-- Start INPUT DATA --

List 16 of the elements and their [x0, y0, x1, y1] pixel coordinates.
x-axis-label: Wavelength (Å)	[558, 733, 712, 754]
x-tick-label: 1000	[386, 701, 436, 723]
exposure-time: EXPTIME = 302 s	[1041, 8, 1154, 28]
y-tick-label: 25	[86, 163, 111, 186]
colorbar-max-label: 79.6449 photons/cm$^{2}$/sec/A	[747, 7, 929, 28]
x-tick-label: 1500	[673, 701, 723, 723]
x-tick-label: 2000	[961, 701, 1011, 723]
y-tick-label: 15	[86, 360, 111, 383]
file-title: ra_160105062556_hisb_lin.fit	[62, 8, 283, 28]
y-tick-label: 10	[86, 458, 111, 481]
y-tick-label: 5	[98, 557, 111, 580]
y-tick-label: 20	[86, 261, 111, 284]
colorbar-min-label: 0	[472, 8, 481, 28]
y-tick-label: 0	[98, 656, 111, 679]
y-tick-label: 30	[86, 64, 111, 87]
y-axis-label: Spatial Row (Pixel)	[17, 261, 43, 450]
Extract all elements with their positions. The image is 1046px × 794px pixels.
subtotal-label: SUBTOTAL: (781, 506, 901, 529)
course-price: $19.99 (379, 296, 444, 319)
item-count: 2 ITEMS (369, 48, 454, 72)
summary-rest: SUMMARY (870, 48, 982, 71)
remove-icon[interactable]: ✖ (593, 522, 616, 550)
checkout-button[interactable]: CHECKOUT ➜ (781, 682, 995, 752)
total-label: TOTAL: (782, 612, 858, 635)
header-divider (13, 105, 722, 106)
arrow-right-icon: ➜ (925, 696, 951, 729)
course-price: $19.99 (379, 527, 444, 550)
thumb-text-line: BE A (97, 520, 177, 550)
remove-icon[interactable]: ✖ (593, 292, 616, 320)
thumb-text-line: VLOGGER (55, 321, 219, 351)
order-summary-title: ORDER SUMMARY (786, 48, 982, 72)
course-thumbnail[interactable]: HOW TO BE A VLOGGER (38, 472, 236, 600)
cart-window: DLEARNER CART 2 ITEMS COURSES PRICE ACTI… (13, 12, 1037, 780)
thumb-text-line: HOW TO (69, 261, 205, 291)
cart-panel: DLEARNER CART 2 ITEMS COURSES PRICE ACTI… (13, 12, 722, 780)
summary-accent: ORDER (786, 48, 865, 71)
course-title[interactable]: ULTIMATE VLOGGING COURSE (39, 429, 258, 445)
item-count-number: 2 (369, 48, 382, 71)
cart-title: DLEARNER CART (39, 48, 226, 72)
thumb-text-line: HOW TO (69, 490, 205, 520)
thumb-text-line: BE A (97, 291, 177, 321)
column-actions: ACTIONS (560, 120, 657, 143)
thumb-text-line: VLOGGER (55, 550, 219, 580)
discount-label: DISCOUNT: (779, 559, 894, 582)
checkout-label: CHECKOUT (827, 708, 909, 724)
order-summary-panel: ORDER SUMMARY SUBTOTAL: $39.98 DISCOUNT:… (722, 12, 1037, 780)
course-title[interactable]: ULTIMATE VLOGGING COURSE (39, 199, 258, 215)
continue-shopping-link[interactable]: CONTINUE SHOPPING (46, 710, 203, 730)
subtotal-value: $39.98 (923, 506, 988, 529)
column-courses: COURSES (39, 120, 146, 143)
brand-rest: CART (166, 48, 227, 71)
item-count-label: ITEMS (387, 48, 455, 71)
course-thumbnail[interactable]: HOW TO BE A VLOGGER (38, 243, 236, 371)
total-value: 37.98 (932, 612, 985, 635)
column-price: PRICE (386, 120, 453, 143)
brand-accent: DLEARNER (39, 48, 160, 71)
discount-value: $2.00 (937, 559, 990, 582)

-- End INPUT DATA --

DO THIS
Please repeat the data word for word, from its first line through the line containing "656, 111, 679]", with both ends included.

EXPECTED ANSWER
List 16 of the elements and their [x0, y0, x1, y1] pixel coordinates.
x-axis-label: Wavelength (Å)	[558, 733, 712, 754]
x-tick-label: 1000	[386, 701, 436, 723]
exposure-time: EXPTIME = 302 s	[1041, 8, 1154, 28]
y-tick-label: 25	[86, 163, 111, 186]
colorbar-max-label: 79.6449 photons/cm$^{2}$/sec/A	[747, 7, 929, 28]
x-tick-label: 1500	[673, 701, 723, 723]
x-tick-label: 2000	[961, 701, 1011, 723]
y-tick-label: 15	[86, 360, 111, 383]
file-title: ra_160105062556_hisb_lin.fit	[62, 8, 283, 28]
y-tick-label: 10	[86, 458, 111, 481]
y-tick-label: 5	[98, 557, 111, 580]
y-tick-label: 20	[86, 261, 111, 284]
colorbar-min-label: 0	[472, 8, 481, 28]
y-tick-label: 0	[98, 656, 111, 679]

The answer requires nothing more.